- _AIM_
Copy out all the records exactly.

-- begin GIVEN DATA --

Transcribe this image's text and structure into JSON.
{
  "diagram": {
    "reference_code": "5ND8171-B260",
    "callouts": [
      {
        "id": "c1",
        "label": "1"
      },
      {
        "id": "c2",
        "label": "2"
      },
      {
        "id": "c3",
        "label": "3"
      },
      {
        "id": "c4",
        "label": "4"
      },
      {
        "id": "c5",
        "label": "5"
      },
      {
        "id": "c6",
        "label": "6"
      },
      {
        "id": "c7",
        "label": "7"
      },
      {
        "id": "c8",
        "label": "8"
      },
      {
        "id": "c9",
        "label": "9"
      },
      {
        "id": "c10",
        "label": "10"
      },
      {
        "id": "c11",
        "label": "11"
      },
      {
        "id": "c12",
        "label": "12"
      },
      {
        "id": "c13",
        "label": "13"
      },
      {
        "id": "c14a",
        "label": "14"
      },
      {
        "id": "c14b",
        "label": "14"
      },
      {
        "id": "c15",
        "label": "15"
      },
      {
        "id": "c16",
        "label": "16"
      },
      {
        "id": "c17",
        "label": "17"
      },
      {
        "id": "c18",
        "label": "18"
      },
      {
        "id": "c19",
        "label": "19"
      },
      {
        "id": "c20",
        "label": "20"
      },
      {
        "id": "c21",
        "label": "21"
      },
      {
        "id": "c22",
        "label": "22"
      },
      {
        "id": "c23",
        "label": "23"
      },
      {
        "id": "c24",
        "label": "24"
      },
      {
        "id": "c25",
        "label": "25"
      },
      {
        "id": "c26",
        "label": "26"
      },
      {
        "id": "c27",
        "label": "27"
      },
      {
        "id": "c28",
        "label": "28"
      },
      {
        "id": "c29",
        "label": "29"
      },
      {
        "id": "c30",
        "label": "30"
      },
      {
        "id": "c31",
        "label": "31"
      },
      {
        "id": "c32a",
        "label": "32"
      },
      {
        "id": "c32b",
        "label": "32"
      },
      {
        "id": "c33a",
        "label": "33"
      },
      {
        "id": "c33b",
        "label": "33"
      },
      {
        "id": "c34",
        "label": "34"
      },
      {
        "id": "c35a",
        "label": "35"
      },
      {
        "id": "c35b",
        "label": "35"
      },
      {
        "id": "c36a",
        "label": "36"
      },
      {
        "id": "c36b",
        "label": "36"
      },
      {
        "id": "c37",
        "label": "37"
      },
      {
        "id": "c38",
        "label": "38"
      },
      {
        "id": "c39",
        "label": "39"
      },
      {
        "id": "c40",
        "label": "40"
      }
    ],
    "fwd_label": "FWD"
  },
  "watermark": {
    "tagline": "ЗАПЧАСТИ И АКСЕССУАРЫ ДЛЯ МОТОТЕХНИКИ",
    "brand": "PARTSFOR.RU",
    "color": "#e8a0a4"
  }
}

-- end GIVEN DATA --

- _SOLUTION TO THE PROBLEM_
Transcribe this image's text and structure into JSON.
{
  "diagram": {
    "reference_code": "5ND8171-B260",
    "callouts": [
      {
        "id": "c1",
        "label": "1"
      },
      {
        "id": "c2",
        "label": "2"
      },
      {
        "id": "c3",
        "label": "3"
      },
      {
        "id": "c4",
        "label": "4"
      },
      {
        "id": "c5",
        "label": "5"
      },
      {
        "id": "c6",
        "label": "6"
      },
      {
        "id": "c7",
        "label": "7"
      },
      {
        "id": "c8",
        "label": "8"
      },
      {
        "id": "c9",
        "label": "9"
      },
      {
        "id": "c10",
        "label": "10"
      },
      {
        "id": "c11",
        "label": "11"
      },
      {
        "id": "c12",
        "label": "12"
      },
      {
        "id": "c13",
        "label": "13"
      },
      {
        "id": "c14a",
        "label": "14"
      },
      {
        "id": "c14b",
        "label": "14"
      },
      {
        "id": "c15",
        "label": "15"
      },
      {
        "id": "c16",
        "label": "16"
      },
      {
        "id": "c17",
        "label": "17"
      },
      {
        "id": "c18",
        "label": "18"
      },
      {
        "id": "c19",
        "label": "19"
      },
      {
        "id": "c20",
        "label": "20"
      },
      {
        "id": "c21",
        "label": "21"
      },
      {
        "id": "c22",
        "label": "22"
      },
      {
        "id": "c23",
        "label": "23"
      },
      {
        "id": "c24",
        "label": "24"
      },
      {
        "id": "c25",
        "label": "25"
      },
      {
        "id": "c26",
        "label": "26"
      },
      {
        "id": "c27",
        "label": "27"
      },
      {
        "id": "c28",
        "label": "28"
      },
      {
        "id": "c29",
        "label": "29"
      },
      {
        "id": "c30",
        "label": "30"
      },
      {
        "id": "c31",
        "label": "31"
      },
      {
        "id": "c32a",
        "label": "32"
      },
      {
        "id": "c32b",
        "label": "32"
      },
      {
        "id": "c33a",
        "label": "33"
      },
      {
        "id": "c33b",
        "label": "33"
      },
      {
        "id": "c34",
        "label": "34"
      },
      {
        "id": "c35a",
        "label": "35"
      },
      {
        "id": "c35b",
        "label": "35"
      },
      {
        "id": "c36a",
        "label": "36"
      },
      {
        "id": "c36b",
        "label": "36"
      },
      {
        "id": "c37",
        "label": "37"
      },
      {
        "id": "c38",
        "label": "38"
      },
      {
        "id": "c39",
        "label": "39"
      },
      {
        "id": "c40",
        "label": "40"
      }
    ],
    "fwd_label": "FWD"
  },
  "watermark": {
    "tagline": "ЗАПЧАСТИ И АКСЕССУАРЫ ДЛЯ МОТОТЕХНИКИ",
    "brand": "PARTSFOR.RU",
    "color": "#e8a0a4"
  }
}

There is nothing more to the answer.